*THE DATA*:

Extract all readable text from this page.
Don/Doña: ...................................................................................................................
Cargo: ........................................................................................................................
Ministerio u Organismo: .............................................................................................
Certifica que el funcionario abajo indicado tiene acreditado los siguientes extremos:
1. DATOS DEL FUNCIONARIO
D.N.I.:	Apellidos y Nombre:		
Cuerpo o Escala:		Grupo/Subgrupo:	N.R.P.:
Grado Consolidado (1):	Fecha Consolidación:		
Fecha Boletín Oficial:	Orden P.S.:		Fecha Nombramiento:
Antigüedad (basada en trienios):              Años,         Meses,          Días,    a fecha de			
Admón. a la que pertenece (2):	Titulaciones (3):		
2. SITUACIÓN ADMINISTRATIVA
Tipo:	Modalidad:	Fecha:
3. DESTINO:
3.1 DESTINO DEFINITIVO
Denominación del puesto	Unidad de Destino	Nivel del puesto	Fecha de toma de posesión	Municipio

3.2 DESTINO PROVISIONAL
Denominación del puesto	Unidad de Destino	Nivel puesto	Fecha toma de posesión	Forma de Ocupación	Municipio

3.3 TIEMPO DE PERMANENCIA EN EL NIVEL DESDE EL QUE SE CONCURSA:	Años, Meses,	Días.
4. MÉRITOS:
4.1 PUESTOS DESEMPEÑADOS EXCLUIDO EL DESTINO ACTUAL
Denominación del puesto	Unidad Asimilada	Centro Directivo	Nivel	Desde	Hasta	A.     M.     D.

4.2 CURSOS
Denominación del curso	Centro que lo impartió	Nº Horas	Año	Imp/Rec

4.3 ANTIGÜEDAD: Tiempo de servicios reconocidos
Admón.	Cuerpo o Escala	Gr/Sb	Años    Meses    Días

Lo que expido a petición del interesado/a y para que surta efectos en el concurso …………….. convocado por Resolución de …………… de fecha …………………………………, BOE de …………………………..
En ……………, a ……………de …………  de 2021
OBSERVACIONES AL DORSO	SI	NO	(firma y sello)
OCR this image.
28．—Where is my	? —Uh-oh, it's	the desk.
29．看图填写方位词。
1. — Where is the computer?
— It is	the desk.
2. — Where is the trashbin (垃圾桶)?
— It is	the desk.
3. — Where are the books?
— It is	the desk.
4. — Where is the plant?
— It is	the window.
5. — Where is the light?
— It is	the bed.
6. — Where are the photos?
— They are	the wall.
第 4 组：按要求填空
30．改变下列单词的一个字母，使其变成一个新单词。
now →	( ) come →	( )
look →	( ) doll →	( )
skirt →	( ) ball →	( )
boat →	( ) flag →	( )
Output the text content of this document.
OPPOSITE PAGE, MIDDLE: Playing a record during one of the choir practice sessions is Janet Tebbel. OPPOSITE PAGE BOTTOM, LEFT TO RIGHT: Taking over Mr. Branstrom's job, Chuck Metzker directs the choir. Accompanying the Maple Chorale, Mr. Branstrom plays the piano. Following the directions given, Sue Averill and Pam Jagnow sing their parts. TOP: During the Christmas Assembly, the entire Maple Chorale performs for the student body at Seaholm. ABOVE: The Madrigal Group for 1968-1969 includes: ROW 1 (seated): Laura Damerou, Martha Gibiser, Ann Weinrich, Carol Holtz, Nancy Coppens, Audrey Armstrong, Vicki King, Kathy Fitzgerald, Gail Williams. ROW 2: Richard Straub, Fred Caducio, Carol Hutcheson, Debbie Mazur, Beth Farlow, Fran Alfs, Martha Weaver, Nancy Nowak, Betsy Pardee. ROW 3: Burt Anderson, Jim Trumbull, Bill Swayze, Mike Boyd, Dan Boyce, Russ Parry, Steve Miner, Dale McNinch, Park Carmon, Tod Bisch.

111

*WORK TO COMPLETE*: Return all the data above once more, precisely as given.

*ANSWER TO THIS EXERCISE*:
Extract all readable text from this page.
Don/Doña: ...................................................................................................................
Cargo: ........................................................................................................................
Ministerio u Organismo: .............................................................................................
Certifica que el funcionario abajo indicado tiene acreditado los siguientes extremos:
1. DATOS DEL FUNCIONARIO
D.N.I.:	Apellidos y Nombre:		
Cuerpo o Escala:		Grupo/Subgrupo:	N.R.P.:
Grado Consolidado (1):	Fecha Consolidación:		
Fecha Boletín Oficial:	Orden P.S.:		Fecha Nombramiento:
Antigüedad (basada en trienios):              Años,         Meses,          Días,    a fecha de			
Admón. a la que pertenece (2):	Titulaciones (3):		
2. SITUACIÓN ADMINISTRATIVA
Tipo:	Modalidad:	Fecha:
3. DESTINO:
3.1 DESTINO DEFINITIVO
Denominación del puesto	Unidad de Destino	Nivel del puesto	Fecha de toma de posesión	Municipio

3.2 DESTINO PROVISIONAL
Denominación del puesto	Unidad de Destino	Nivel puesto	Fecha toma de posesión	Forma de Ocupación	Municipio

3.3 TIEMPO DE PERMANENCIA EN EL NIVEL DESDE EL QUE SE CONCURSA:	Años, Meses,	Días.
4. MÉRITOS:
4.1 PUESTOS DESEMPEÑADOS EXCLUIDO EL DESTINO ACTUAL
Denominación del puesto	Unidad Asimilada	Centro Directivo	Nivel	Desde	Hasta	A.     M.     D.

4.2 CURSOS
Denominación del curso	Centro que lo impartió	Nº Horas	Año	Imp/Rec

4.3 ANTIGÜEDAD: Tiempo de servicios reconocidos
Admón.	Cuerpo o Escala	Gr/Sb	Años    Meses    Días

Lo que expido a petición del interesado/a y para que surta efectos en el concurso …………….. convocado por Resolución de …………… de fecha …………………………………, BOE de …………………………..
En ……………, a ……………de …………  de 2021
OBSERVACIONES AL DORSO	SI	NO	(firma y sello)
OCR this image.
28．—Where is my	? —Uh-oh, it's	the desk.
29．看图填写方位词。
1. — Where is the computer?
— It is	the desk.
2. — Where is the trashbin (垃圾桶)?
— It is	the desk.
3. — Where are the books?
— It is	the desk.
4. — Where is the plant?
— It is	the window.
5. — Where is the light?
— It is	the bed.
6. — Where are the photos?
— They are	the wall.
第 4 组：按要求填空
30．改变下列单词的一个字母，使其变成一个新单词。
now →	( ) come →	( )
look →	( ) doll →	( )
skirt →	( ) ball →	( )
boat →	( ) flag →	( )
Output the text content of this document.
OPPOSITE PAGE, MIDDLE: Playing a record during one of the choir practice sessions is Janet Tebbel. OPPOSITE PAGE BOTTOM, LEFT TO RIGHT: Taking over Mr. Branstrom's job, Chuck Metzker directs the choir. Accompanying the Maple Chorale, Mr. Branstrom plays the piano. Following the directions given, Sue Averill and Pam Jagnow sing their parts. TOP: During the Christmas Assembly, the entire Maple Chorale performs for the student body at Seaholm. ABOVE: The Madrigal Group for 1968-1969 includes: ROW 1 (seated): Laura Damerou, Martha Gibiser, Ann Weinrich, Carol Holtz, Nancy Coppens, Audrey Armstrong, Vicki King, Kathy Fitzgerald, Gail Williams. ROW 2: Richard Straub, Fred Caducio, Carol Hutcheson, Debbie Mazur, Beth Farlow, Fran Alfs, Martha Weaver, Nancy Nowak, Betsy Pardee. ROW 3: Burt Anderson, Jim Trumbull, Bill Swayze, Mike Boyd, Dan Boyce, Russ Parry, Steve Miner, Dale McNinch, Park Carmon, Tod Bisch.

111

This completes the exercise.